--- BEGIN EXERCISE DATA ---
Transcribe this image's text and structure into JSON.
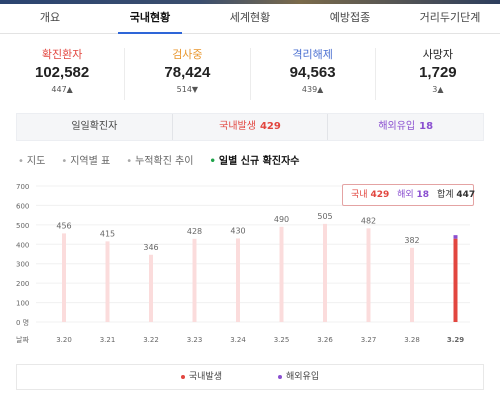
{
  "tabs": [
    {
      "label": "개요"
    },
    {
      "label": "국내현황"
    },
    {
      "label": "세계현황"
    },
    {
      "label": "예방접종"
    },
    {
      "label": "거리두기단계"
    }
  ],
  "stats": [
    {
      "label": "확진환자",
      "value": "102,582",
      "delta": "447▲",
      "color": "#e2463f"
    },
    {
      "label": "검사중",
      "value": "78,424",
      "delta": "514▼",
      "color": "#e8962c"
    },
    {
      "label": "격리해제",
      "value": "94,563",
      "delta": "439▲",
      "color": "#4a6fd1"
    },
    {
      "label": "사망자",
      "value": "1,729",
      "delta": "3▲",
      "color": "#222222"
    }
  ],
  "daily": {
    "label": "일일확진자",
    "domestic_label": "국내발생",
    "domestic_value": "429",
    "overseas_label": "해외유입",
    "overseas_value": "18"
  },
  "subnav": [
    {
      "label": "지도"
    },
    {
      "label": "지역별 표"
    },
    {
      "label": "누적확진 추이"
    },
    {
      "label": "일별 신규 확진자수"
    }
  ],
  "tooltip": {
    "domestic_label": "국내",
    "domestic_value": "429",
    "overseas_label": "해외",
    "overseas_value": "18",
    "total_label": "합계",
    "total_value": "447"
  },
  "legend": {
    "domestic": "국내발생",
    "overseas": "해외유입"
  },
  "colors": {
    "domestic": "#e2463f",
    "overseas": "#8a4fd0",
    "bar_faded": "#fbdcdc"
  },
  "chart_data": {
    "type": "bar",
    "x_axis_label": "날짜",
    "y_tick_labels": [
      "700",
      "600",
      "500",
      "400",
      "300",
      "200",
      "100",
      "0 명"
    ],
    "ylim": [
      0,
      700
    ],
    "categories": [
      "3.20",
      "3.21",
      "3.22",
      "3.23",
      "3.24",
      "3.25",
      "3.26",
      "3.27",
      "3.28",
      "3.29"
    ],
    "totals": [
      456,
      415,
      346,
      428,
      430,
      490,
      505,
      482,
      382,
      447
    ],
    "selected_index": 9,
    "selected_split": {
      "domestic": 429,
      "overseas": 18
    },
    "grid": true,
    "legend_position": "bottom"
  }
}
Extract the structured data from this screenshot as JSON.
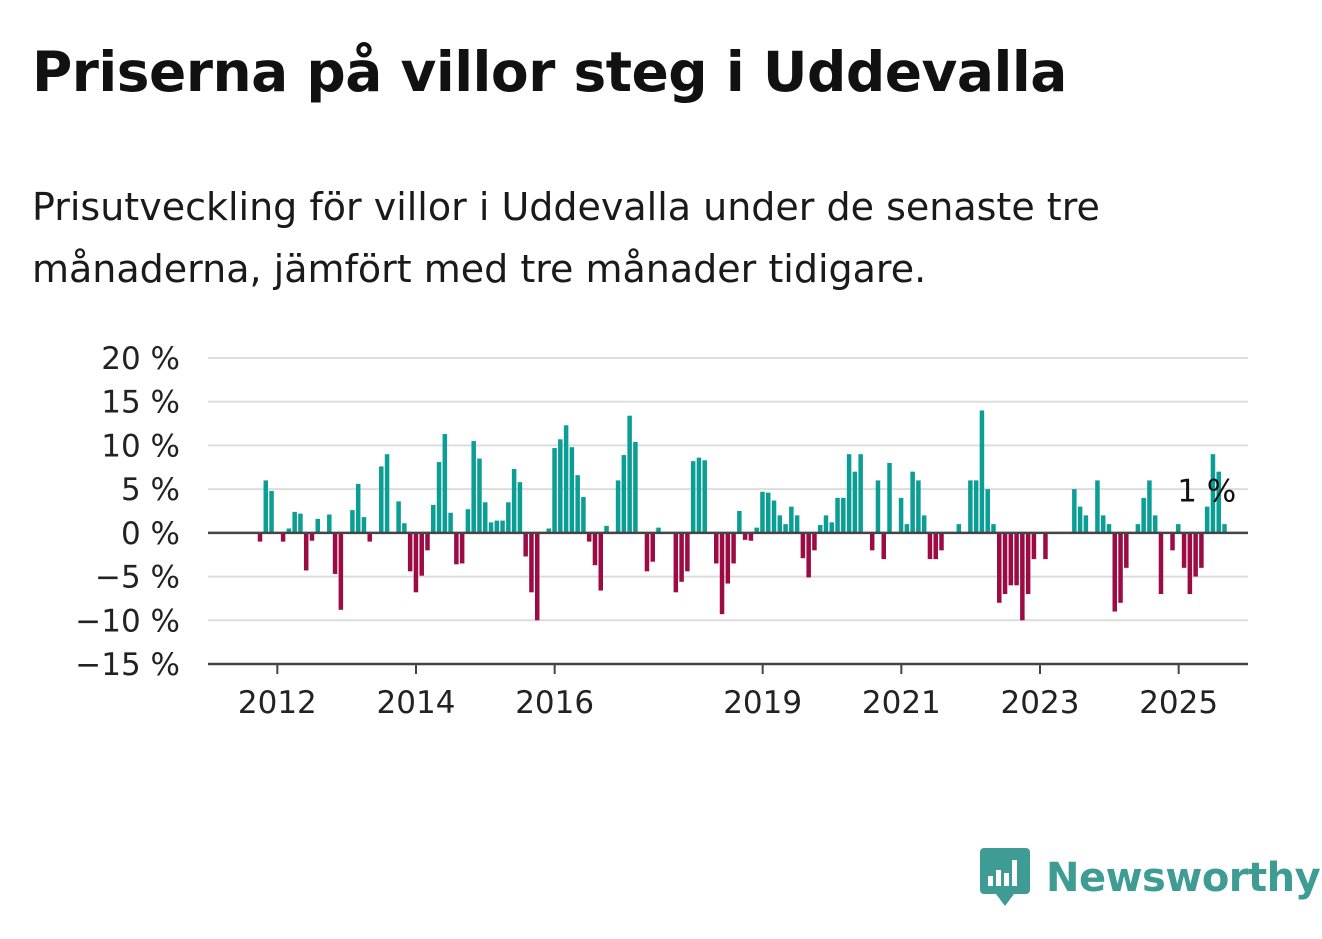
--- END EXERCISE DATA ---
WHAT IS NEEDED:
Copy the records exactly as they appear, excluding images.

SOLUTION FOR THIS EXERCISE:
Transcribe this image's text and structure into JSON.
{
  "tabs": [
    {
      "label": "개요"
    },
    {
      "label": "국내현황"
    },
    {
      "label": "세계현황"
    },
    {
      "label": "예방접종"
    },
    {
      "label": "거리두기단계"
    }
  ],
  "stats": [
    {
      "label": "확진환자",
      "value": "102,582",
      "delta": "447▲",
      "color": "#e2463f"
    },
    {
      "label": "검사중",
      "value": "78,424",
      "delta": "514▼",
      "color": "#e8962c"
    },
    {
      "label": "격리해제",
      "value": "94,563",
      "delta": "439▲",
      "color": "#4a6fd1"
    },
    {
      "label": "사망자",
      "value": "1,729",
      "delta": "3▲",
      "color": "#222222"
    }
  ],
  "daily": {
    "label": "일일확진자",
    "domestic_label": "국내발생",
    "domestic_value": "429",
    "overseas_label": "해외유입",
    "overseas_value": "18"
  },
  "subnav": [
    {
      "label": "지도"
    },
    {
      "label": "지역별 표"
    },
    {
      "label": "누적확진 추이"
    },
    {
      "label": "일별 신규 확진자수"
    }
  ],
  "tooltip": {
    "domestic_label": "국내",
    "domestic_value": "429",
    "overseas_label": "해외",
    "overseas_value": "18",
    "total_label": "합계",
    "total_value": "447"
  },
  "legend": {
    "domestic": "국내발생",
    "overseas": "해외유입"
  },
  "colors": {
    "domestic": "#e2463f",
    "overseas": "#8a4fd0",
    "bar_faded": "#fbdcdc"
  },
  "chart_data": {
    "type": "bar",
    "x_axis_label": "날짜",
    "y_tick_labels": [
      "700",
      "600",
      "500",
      "400",
      "300",
      "200",
      "100",
      "0 명"
    ],
    "ylim": [
      0,
      700
    ],
    "categories": [
      "3.20",
      "3.21",
      "3.22",
      "3.23",
      "3.24",
      "3.25",
      "3.26",
      "3.27",
      "3.28",
      "3.29"
    ],
    "totals": [
      456,
      415,
      346,
      428,
      430,
      490,
      505,
      482,
      382,
      447
    ],
    "selected_index": 9,
    "selected_split": {
      "domestic": 429,
      "overseas": 18
    },
    "grid": true,
    "legend_position": "bottom"
  }
}
Extract the structured data from this screenshot as JSON.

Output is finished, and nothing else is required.